◆ What is required ◆
Return each line of the listing that contains the string "this".

◆ Data for the task ◆
☆ ☆ ☆ ☆

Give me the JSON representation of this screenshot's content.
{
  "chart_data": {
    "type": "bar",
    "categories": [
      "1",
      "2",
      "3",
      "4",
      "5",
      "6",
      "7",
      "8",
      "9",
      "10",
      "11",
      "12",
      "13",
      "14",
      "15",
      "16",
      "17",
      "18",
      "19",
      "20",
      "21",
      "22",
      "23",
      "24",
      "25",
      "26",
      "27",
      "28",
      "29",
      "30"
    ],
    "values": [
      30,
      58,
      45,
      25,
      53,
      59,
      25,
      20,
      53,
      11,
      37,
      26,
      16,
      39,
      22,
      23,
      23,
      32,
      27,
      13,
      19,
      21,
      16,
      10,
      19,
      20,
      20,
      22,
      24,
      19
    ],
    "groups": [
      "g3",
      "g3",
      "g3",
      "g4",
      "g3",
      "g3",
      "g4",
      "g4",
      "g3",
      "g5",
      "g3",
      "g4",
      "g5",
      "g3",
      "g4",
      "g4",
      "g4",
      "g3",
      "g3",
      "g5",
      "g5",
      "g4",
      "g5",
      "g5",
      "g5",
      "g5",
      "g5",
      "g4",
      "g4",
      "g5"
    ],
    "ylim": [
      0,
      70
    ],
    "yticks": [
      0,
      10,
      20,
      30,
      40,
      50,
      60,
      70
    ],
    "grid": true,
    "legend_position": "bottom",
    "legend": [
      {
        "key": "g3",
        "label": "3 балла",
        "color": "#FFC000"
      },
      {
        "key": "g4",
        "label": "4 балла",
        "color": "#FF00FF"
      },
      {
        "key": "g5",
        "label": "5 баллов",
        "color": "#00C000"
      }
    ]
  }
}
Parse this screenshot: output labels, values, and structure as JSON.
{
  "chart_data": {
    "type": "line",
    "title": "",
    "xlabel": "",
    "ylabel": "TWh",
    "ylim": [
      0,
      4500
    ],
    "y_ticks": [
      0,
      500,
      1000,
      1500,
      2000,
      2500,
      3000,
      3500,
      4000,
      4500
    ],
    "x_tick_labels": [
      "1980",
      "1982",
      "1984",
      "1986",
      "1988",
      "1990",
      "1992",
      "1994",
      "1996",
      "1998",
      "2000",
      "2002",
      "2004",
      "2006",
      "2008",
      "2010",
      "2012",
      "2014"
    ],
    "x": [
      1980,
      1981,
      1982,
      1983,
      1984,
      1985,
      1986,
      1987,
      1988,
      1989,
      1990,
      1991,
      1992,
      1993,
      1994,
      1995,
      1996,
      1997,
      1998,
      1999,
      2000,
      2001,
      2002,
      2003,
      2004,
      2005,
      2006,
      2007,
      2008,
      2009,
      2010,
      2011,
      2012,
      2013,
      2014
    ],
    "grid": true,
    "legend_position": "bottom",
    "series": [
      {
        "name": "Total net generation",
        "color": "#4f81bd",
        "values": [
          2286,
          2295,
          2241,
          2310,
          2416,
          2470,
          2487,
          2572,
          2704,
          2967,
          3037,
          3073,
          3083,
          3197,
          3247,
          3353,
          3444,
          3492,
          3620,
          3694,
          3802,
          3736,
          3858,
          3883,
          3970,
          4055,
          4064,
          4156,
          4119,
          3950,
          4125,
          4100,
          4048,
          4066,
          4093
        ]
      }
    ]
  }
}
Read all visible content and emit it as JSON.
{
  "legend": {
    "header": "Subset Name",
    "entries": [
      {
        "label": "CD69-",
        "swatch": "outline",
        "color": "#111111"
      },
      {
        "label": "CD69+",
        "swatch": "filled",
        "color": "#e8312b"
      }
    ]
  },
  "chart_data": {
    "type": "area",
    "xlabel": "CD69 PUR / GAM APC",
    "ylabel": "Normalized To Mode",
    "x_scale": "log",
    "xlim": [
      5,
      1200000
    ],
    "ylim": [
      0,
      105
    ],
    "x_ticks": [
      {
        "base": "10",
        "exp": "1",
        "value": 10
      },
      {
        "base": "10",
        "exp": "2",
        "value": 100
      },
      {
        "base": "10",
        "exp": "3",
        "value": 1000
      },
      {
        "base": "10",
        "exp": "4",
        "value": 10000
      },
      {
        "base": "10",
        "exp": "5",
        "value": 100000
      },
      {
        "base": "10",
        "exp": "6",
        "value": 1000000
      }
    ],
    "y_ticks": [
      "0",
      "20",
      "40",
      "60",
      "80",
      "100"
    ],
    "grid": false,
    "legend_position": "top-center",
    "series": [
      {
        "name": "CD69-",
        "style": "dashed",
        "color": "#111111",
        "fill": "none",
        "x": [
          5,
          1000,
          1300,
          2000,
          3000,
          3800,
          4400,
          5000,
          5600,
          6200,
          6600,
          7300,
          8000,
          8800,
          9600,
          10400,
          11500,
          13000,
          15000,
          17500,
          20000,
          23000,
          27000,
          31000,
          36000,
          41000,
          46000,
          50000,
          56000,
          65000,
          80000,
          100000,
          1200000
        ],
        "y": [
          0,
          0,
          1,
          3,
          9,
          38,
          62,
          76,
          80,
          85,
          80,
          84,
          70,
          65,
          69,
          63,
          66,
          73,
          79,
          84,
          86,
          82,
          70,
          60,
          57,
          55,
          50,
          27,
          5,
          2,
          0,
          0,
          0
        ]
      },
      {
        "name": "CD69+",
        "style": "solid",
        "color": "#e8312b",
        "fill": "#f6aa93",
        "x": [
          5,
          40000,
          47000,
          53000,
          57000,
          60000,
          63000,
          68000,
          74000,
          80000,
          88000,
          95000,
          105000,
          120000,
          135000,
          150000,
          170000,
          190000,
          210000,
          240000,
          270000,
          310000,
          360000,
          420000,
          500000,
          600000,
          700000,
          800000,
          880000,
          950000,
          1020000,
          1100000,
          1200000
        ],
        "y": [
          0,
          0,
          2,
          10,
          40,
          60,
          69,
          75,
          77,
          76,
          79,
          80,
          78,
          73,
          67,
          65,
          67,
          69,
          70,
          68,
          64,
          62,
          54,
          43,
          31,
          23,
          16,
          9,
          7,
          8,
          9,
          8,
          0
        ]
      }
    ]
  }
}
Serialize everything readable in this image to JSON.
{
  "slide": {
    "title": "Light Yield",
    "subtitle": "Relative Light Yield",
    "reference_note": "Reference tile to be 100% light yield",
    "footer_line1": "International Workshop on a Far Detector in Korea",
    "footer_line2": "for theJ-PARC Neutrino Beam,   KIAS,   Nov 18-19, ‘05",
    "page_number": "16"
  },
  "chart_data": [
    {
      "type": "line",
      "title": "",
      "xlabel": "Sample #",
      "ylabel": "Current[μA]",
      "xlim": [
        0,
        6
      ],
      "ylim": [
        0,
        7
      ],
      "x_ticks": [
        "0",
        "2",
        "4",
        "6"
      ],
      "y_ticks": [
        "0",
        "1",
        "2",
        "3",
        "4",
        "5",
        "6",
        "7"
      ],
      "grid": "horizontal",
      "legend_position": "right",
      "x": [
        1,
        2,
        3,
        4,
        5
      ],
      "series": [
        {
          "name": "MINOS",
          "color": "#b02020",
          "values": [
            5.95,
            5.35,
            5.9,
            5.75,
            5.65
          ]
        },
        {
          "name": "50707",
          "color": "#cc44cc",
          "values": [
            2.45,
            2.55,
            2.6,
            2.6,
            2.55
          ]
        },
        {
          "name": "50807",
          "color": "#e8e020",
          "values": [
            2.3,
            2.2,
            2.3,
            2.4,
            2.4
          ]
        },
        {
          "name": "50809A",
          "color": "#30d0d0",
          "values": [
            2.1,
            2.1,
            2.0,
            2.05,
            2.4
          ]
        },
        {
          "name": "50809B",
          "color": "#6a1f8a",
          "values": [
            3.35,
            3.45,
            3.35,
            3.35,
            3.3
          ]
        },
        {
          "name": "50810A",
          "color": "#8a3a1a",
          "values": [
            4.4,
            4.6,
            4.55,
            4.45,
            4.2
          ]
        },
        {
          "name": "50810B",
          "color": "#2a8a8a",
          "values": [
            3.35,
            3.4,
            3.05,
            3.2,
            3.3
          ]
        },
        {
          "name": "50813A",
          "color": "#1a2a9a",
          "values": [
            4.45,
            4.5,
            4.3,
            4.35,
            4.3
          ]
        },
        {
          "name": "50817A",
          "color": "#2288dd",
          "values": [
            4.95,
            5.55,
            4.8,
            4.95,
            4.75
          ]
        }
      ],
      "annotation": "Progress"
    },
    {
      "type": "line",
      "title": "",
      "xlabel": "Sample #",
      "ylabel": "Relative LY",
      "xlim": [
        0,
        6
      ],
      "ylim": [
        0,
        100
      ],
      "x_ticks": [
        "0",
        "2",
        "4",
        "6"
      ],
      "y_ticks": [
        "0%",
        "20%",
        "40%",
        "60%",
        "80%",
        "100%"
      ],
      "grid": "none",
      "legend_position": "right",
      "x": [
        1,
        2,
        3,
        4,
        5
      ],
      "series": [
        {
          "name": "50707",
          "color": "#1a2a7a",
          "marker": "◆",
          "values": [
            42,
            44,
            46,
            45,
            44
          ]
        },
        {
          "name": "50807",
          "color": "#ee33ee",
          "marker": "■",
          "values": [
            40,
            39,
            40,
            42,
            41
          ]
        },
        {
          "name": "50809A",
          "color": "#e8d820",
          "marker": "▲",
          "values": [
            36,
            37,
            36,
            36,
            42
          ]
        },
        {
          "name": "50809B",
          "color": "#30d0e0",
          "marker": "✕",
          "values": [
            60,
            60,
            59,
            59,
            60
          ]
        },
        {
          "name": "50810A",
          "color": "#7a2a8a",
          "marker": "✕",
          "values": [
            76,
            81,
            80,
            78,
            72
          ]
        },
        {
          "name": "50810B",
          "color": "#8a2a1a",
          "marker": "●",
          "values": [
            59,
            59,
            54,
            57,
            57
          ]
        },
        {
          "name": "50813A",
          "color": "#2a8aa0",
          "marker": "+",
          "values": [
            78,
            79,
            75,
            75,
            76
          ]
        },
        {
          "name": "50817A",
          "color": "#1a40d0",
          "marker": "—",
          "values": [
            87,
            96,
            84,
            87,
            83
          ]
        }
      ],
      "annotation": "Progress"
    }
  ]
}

☆ ☆ ☆ ☆

◆ Right answer ◆
Give me the JSON representation of this screenshot's content.
Parse this screenshot: output labels, values, and structure as JSON.
Serialize everything readable in this image to JSON.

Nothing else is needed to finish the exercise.